## START
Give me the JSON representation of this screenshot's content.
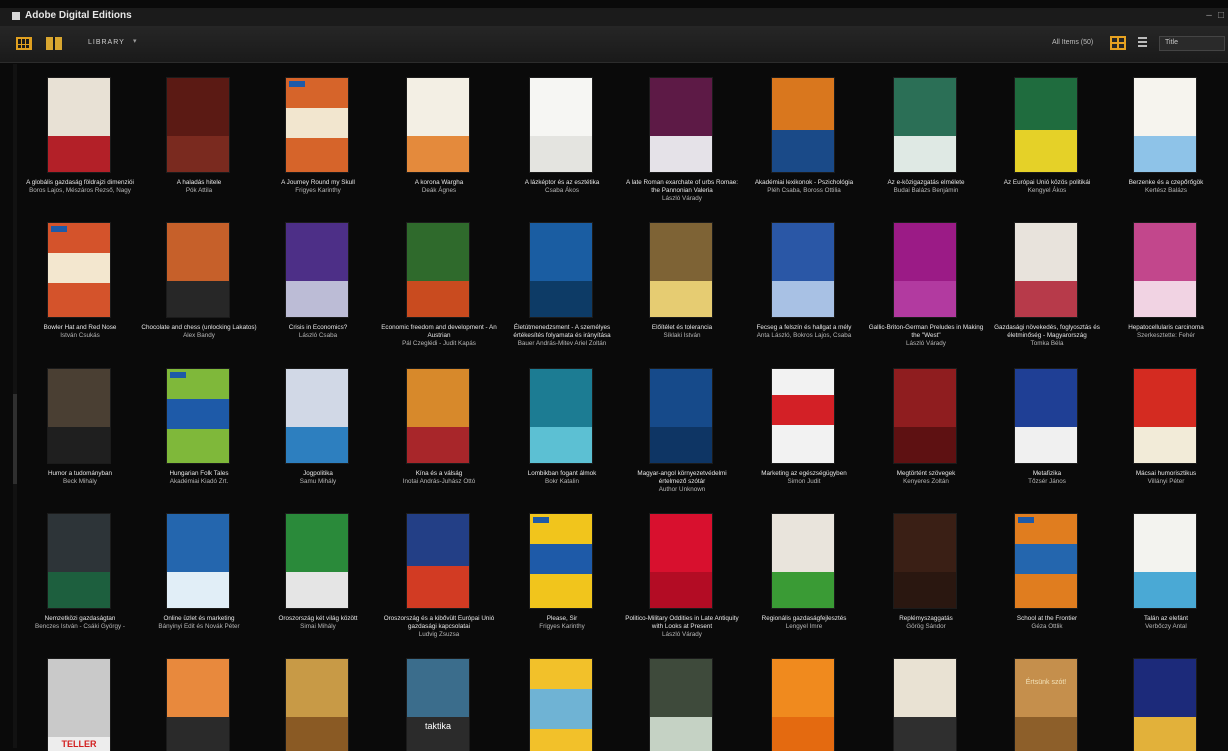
{
  "window": {
    "title": "Adobe Digital Editions",
    "minimize": "–",
    "close": "□"
  },
  "toolbar": {
    "library_label": "LIBRARY",
    "library_caret": "▾",
    "all_items": "All Items (50)",
    "sort_value": "Title"
  },
  "colors": {
    "accent": "#e7a221",
    "background": "#0a0a0a"
  },
  "books": [
    {
      "title": "A globális gazdaság földrajzi dimenziói",
      "author": "Boros Lajos, Mészáros Rezső, Nagy",
      "cover": {
        "bg": "#b32028",
        "band": "#e8e1d5",
        "kind": "globe"
      }
    },
    {
      "title": "A haladás hitele",
      "author": "Pók Attila",
      "cover": {
        "bg": "#5b1a14",
        "band": "#7a2a1f",
        "kind": "plain"
      }
    },
    {
      "title": "A Journey Round my Skull",
      "author": "Frigyes Karinthy",
      "cover": {
        "bg": "#d6642a",
        "band": "#f2e6cf",
        "kind": "budget"
      }
    },
    {
      "title": "A korona Wargha",
      "author": "Deák Ágnes",
      "cover": {
        "bg": "#e48a3c",
        "band": "#f3efe4",
        "kind": "sketch"
      }
    },
    {
      "title": "A lázképtor és az esztétika",
      "author": "Csaba Ákos",
      "cover": {
        "bg": "#f6f6f3",
        "band": "#e4e4e0",
        "kind": "white"
      }
    },
    {
      "title": "A late Roman exarchate of urbs Romae: the Pannonian Valeria",
      "author": "László Várady",
      "cover": {
        "bg": "#5d1a46",
        "band": "#e5e2e8",
        "kind": "photo"
      }
    },
    {
      "title": "Akadémiai lexikonok - Pszichológia",
      "author": "Pléh Csaba, Boross Ottilia",
      "cover": {
        "bg": "#d9771e",
        "band": "#1a4a88",
        "kind": "tiles"
      }
    },
    {
      "title": "Az e-közigazgatás elmélete",
      "author": "Budai Balázs Benjámin",
      "cover": {
        "bg": "#dfe9e4",
        "band": "#2b6f56",
        "kind": "leaf"
      }
    },
    {
      "title": "Az Európai Unió közös politikái",
      "author": "Kengyel Ákos",
      "cover": {
        "bg": "#1f6c3e",
        "band": "#e5d128",
        "kind": "eu"
      }
    },
    {
      "title": "Berzenke és a czepőrőgök",
      "author": "Kertész Balázs",
      "cover": {
        "bg": "#f6f4ee",
        "band": "#8ec3e8",
        "kind": "kids"
      }
    },
    {
      "title": "Bowler Hat and Red Nose",
      "author": "István Csukás",
      "cover": {
        "bg": "#d4532b",
        "band": "#f3e7cf",
        "kind": "budget"
      }
    },
    {
      "title": "Chocolate and chess (unlocking Lakatos)",
      "author": "Alex Bandy",
      "cover": {
        "bg": "#c6602a",
        "band": "#272727",
        "kind": "choc"
      }
    },
    {
      "title": "Crisis in Economics?",
      "author": "László Csaba",
      "cover": {
        "bg": "#4d2f87",
        "band": "#bcbcd6",
        "kind": "purple"
      }
    },
    {
      "title": "Economic freedom and development - An Austrian",
      "author": "Pál Czeglédi - Judit Kapás",
      "cover": {
        "bg": "#2f6a2c",
        "band": "#c94b1f",
        "kind": "bars"
      }
    },
    {
      "title": "Életútmenedzsment - A személyes értékesítés folyamata és irányítása",
      "author": "Bauer András-Mitev Ariel Zoltán",
      "cover": {
        "bg": "#1a5da2",
        "band": "#0d3b66",
        "kind": "blue"
      }
    },
    {
      "title": "Előítélet és tolerancia",
      "author": "Síklaki István",
      "cover": {
        "bg": "#7e6335",
        "band": "#e6cc72",
        "kind": "sign"
      }
    },
    {
      "title": "Fecseg a felszín és hallgat a mély",
      "author": "Anta László, Bokros Lajos, Csaba",
      "cover": {
        "bg": "#2a57a6",
        "band": "#a8c1e4",
        "kind": "globe2"
      }
    },
    {
      "title": "Gallic-Briton-German Preludes in Making the \"West\"",
      "author": "László Várady",
      "cover": {
        "bg": "#9b1b86",
        "band": "#b23aa0",
        "kind": "plain"
      }
    },
    {
      "title": "Gazdasági növekedés, foglyosztás és életminőség - Magyarország",
      "author": "Tomka Béla",
      "cover": {
        "bg": "#e8e3dc",
        "band": "#b73a4a",
        "kind": "grid"
      }
    },
    {
      "title": "Hepatocellularis carcinoma",
      "author": "Szerkesztette: Fehér",
      "cover": {
        "bg": "#c2478c",
        "band": "#f1d3e3",
        "kind": "micro"
      }
    },
    {
      "title": "Humor a tudományban",
      "author": "Beck Mihály",
      "cover": {
        "bg": "#4a3f33",
        "band": "#1f1f1f",
        "kind": "stone"
      }
    },
    {
      "title": "Hungarian Folk Tales",
      "author": "Akadémiai Kiadó Zrt.",
      "cover": {
        "bg": "#7fb83a",
        "band": "#1e5aa8",
        "kind": "budget"
      }
    },
    {
      "title": "Jogpolitika",
      "author": "Samu Mihály",
      "cover": {
        "bg": "#d1d8e6",
        "band": "#2d7fbf",
        "kind": "people"
      }
    },
    {
      "title": "Kína és a válság",
      "author": "Inotai András-Juhász Ottó",
      "cover": {
        "bg": "#d7892b",
        "band": "#a8262a",
        "kind": "buddha"
      }
    },
    {
      "title": "Lombikban fogant álmok",
      "author": "Bokr Katalin",
      "cover": {
        "bg": "#1c7c93",
        "band": "#5cc0d3",
        "kind": "teal"
      }
    },
    {
      "title": "Magyar-angol környezetvédelmi értelmező szótár",
      "author": "Author Unknown",
      "cover": {
        "bg": "#164a8a",
        "band": "#0e3564",
        "kind": "dict"
      }
    },
    {
      "title": "Marketing az egészségügyben",
      "author": "Simon Judit",
      "cover": {
        "bg": "#f2f2f2",
        "band": "#d32026",
        "kind": "chair"
      }
    },
    {
      "title": "Megtörtént szövegek",
      "author": "Kenyeres Zoltán",
      "cover": {
        "bg": "#8f1d1f",
        "band": "#5e1112",
        "kind": "red"
      }
    },
    {
      "title": "Metafizika",
      "author": "Tőzsér János",
      "cover": {
        "bg": "#1f3f95",
        "band": "#f0f0f0",
        "kind": "meta"
      }
    },
    {
      "title": "Mácsai humorisztikus",
      "author": "Villányi Péter",
      "cover": {
        "bg": "#d42b21",
        "band": "#f2ebd8",
        "kind": "mac"
      }
    },
    {
      "title": "Nemzetközi gazdaságtan",
      "author": "Benczes István - Csáki György -",
      "cover": {
        "bg": "#2d3438",
        "band": "#1d5f3e",
        "kind": "diamond"
      }
    },
    {
      "title": "Online üzlet és marketing",
      "author": "Bányinyi Edit és Novák Péter",
      "cover": {
        "bg": "#2466ae",
        "band": "#e1eef7",
        "kind": "chart"
      }
    },
    {
      "title": "Oroszország két világ között",
      "author": "Simai Mihály",
      "cover": {
        "bg": "#2a8a3a",
        "band": "#e5e5e5",
        "kind": "bottle"
      }
    },
    {
      "title": "Oroszország és a kibővült Európai Unió gazdasági kapcsolatai",
      "author": "Ludvig Zsuzsa",
      "cover": {
        "bg": "#233f86",
        "band": "#d23b23",
        "kind": "flag"
      }
    },
    {
      "title": "Please, Sir",
      "author": "Frigyes Karinthy",
      "cover": {
        "bg": "#f1c51c",
        "band": "#1e5aa8",
        "kind": "budget"
      }
    },
    {
      "title": "Politico-Military Oddities in Late Antiquity with Looks at Present",
      "author": "László Várady",
      "cover": {
        "bg": "#d8102e",
        "band": "#b30c24",
        "kind": "plain"
      }
    },
    {
      "title": "Regionális gazdaságfejlesztés",
      "author": "Lengyel Imre",
      "cover": {
        "bg": "#e9e4dc",
        "band": "#3a9b35",
        "kind": "puzzle"
      }
    },
    {
      "title": "Replémyszaggatás",
      "author": "Görög Sándor",
      "cover": {
        "bg": "#3a1f15",
        "band": "#2a1710",
        "kind": "dark"
      }
    },
    {
      "title": "School at the Frontier",
      "author": "Géza Ottlik",
      "cover": {
        "bg": "#e07d1f",
        "band": "#2466ae",
        "kind": "budget"
      }
    },
    {
      "title": "Talán az elefánt",
      "author": "Verbőczy Antal",
      "cover": {
        "bg": "#f3f3ef",
        "band": "#4aa9d5",
        "kind": "kids2"
      }
    },
    {
      "title": "",
      "author": "",
      "cover": {
        "bg": "#ededed",
        "band": "#c9c9c9",
        "kind": "teller",
        "label": "TELLER"
      }
    },
    {
      "title": "",
      "author": "",
      "cover": {
        "bg": "#e8893d",
        "band": "#2a2a2a",
        "kind": "sunset"
      }
    },
    {
      "title": "",
      "author": "",
      "cover": {
        "bg": "#c89a46",
        "band": "#8a5a24",
        "kind": "body"
      }
    },
    {
      "title": "",
      "author": "",
      "cover": {
        "bg": "#3b6d8c",
        "band": "#2b2b2b",
        "kind": "taktika",
        "label": "taktika"
      }
    },
    {
      "title": "",
      "author": "",
      "cover": {
        "bg": "#f2c12a",
        "band": "#6fb3d4",
        "kind": "beach"
      }
    },
    {
      "title": "",
      "author": "",
      "cover": {
        "bg": "#3e4a3b",
        "band": "#c5d2c4",
        "kind": "forest"
      }
    },
    {
      "title": "",
      "author": "",
      "cover": {
        "bg": "#f08a1e",
        "band": "#e46a10",
        "kind": "hex"
      }
    },
    {
      "title": "",
      "author": "",
      "cover": {
        "bg": "#e9e2d3",
        "band": "#2f2f2f",
        "kind": "oldphoto"
      }
    },
    {
      "title": "",
      "author": "",
      "cover": {
        "bg": "#c58f4c",
        "band": "#8d5f2a",
        "kind": "ertsunk",
        "label": "Értsünk szót!"
      }
    },
    {
      "title": "",
      "author": "",
      "cover": {
        "bg": "#1c2a7a",
        "band": "#e2b13a",
        "kind": "navy"
      }
    }
  ]
}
## END
**Goal**. Gather each line of the listing that holds the string "István".

**Exercise output**.
      "author": "István Csukás",
      "author": "Síklaki István",
      "author": "Benczes István - Csáki György -",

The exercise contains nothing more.